== GOAL ==
Each line below should be reproduced without any alteration.

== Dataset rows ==
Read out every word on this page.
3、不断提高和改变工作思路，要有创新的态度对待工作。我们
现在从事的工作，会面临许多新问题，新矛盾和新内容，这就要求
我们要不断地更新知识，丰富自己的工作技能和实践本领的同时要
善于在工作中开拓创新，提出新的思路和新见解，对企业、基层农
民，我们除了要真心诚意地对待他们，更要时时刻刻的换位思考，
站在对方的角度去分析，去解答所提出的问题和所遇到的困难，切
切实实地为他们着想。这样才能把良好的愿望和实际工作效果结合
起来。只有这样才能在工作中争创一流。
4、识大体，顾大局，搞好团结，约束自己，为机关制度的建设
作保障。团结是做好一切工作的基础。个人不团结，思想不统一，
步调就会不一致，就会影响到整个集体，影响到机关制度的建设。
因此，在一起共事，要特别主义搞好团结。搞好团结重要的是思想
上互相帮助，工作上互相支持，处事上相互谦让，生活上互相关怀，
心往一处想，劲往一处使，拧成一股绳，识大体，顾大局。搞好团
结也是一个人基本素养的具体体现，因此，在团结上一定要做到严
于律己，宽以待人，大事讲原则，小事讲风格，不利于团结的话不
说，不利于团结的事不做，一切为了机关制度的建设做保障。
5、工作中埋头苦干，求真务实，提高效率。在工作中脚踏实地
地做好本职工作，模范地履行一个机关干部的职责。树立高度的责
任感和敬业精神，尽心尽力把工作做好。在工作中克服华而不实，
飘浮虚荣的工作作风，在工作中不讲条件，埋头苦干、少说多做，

== RESPONSE FOR THIS EXERCISE ==
Read out every word on this page.
3、不断提高和改变工作思路，要有创新的态度对待工作。我们
现在从事的工作，会面临许多新问题，新矛盾和新内容，这就要求
我们要不断地更新知识，丰富自己的工作技能和实践本领的同时要
善于在工作中开拓创新，提出新的思路和新见解，对企业、基层农
民，我们除了要真心诚意地对待他们，更要时时刻刻的换位思考，
站在对方的角度去分析，去解答所提出的问题和所遇到的困难，切
切实实地为他们着想。这样才能把良好的愿望和实际工作效果结合
起来。只有这样才能在工作中争创一流。
4、识大体，顾大局，搞好团结，约束自己，为机关制度的建设
作保障。团结是做好一切工作的基础。个人不团结，思想不统一，
步调就会不一致，就会影响到整个集体，影响到机关制度的建设。
因此，在一起共事，要特别主义搞好团结。搞好团结重要的是思想
上互相帮助，工作上互相支持，处事上相互谦让，生活上互相关怀，
心往一处想，劲往一处使，拧成一股绳，识大体，顾大局。搞好团
结也是一个人基本素养的具体体现，因此，在团结上一定要做到严
于律己，宽以待人，大事讲原则，小事讲风格，不利于团结的话不
说，不利于团结的事不做，一切为了机关制度的建设做保障。
5、工作中埋头苦干，求真务实，提高效率。在工作中脚踏实地
地做好本职工作，模范地履行一个机关干部的职责。树立高度的责
任感和敬业精神，尽心尽力把工作做好。在工作中克服华而不实，
飘浮虚荣的工作作风，在工作中不讲条件，埋头苦干、少说多做，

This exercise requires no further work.